• EXERCISE:
Extract each record and reproduce it exactly.

### DATA TO PROCESS

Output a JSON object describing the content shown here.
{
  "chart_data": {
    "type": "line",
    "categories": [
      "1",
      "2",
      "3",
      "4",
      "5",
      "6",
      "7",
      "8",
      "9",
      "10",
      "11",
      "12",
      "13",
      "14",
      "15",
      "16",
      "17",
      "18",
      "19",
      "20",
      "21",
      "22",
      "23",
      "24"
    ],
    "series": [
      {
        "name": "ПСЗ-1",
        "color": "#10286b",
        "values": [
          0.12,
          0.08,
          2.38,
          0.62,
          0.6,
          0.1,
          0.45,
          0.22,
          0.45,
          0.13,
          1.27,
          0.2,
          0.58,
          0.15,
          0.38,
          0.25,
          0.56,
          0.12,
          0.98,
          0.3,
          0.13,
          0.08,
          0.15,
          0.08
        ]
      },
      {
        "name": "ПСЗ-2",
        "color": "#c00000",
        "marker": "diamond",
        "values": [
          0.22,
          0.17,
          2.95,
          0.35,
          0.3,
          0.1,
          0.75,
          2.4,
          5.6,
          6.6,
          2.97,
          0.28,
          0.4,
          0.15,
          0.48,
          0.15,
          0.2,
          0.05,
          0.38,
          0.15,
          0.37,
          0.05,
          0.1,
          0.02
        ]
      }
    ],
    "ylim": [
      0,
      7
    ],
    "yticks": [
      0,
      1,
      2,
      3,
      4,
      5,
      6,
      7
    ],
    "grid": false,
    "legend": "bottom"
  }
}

######

• TASK RESULT:
Output a JSON object describing the content shown here.
{
  "chart_data": {
    "type": "line",
    "categories": [
      "1",
      "2",
      "3",
      "4",
      "5",
      "6",
      "7",
      "8",
      "9",
      "10",
      "11",
      "12",
      "13",
      "14",
      "15",
      "16",
      "17",
      "18",
      "19",
      "20",
      "21",
      "22",
      "23",
      "24"
    ],
    "series": [
      {
        "name": "ПСЗ-1",
        "color": "#10286b",
        "values": [
          0.12,
          0.08,
          2.38,
          0.62,
          0.6,
          0.1,
          0.45,
          0.22,
          0.45,
          0.13,
          1.27,
          0.2,
          0.58,
          0.15,
          0.38,
          0.25,
          0.56,
          0.12,
          0.98,
          0.3,
          0.13,
          0.08,
          0.15,
          0.08
        ]
      },
      {
        "name": "ПСЗ-2",
        "color": "#c00000",
        "marker": "diamond",
        "values": [
          0.22,
          0.17,
          2.95,
          0.35,
          0.3,
          0.1,
          0.75,
          2.4,
          5.6,
          6.6,
          2.97,
          0.28,
          0.4,
          0.15,
          0.48,
          0.15,
          0.2,
          0.05,
          0.38,
          0.15,
          0.37,
          0.05,
          0.1,
          0.02
        ]
      }
    ],
    "ylim": [
      0,
      7
    ],
    "yticks": [
      0,
      1,
      2,
      3,
      4,
      5,
      6,
      7
    ],
    "grid": false,
    "legend": "bottom"
  }
}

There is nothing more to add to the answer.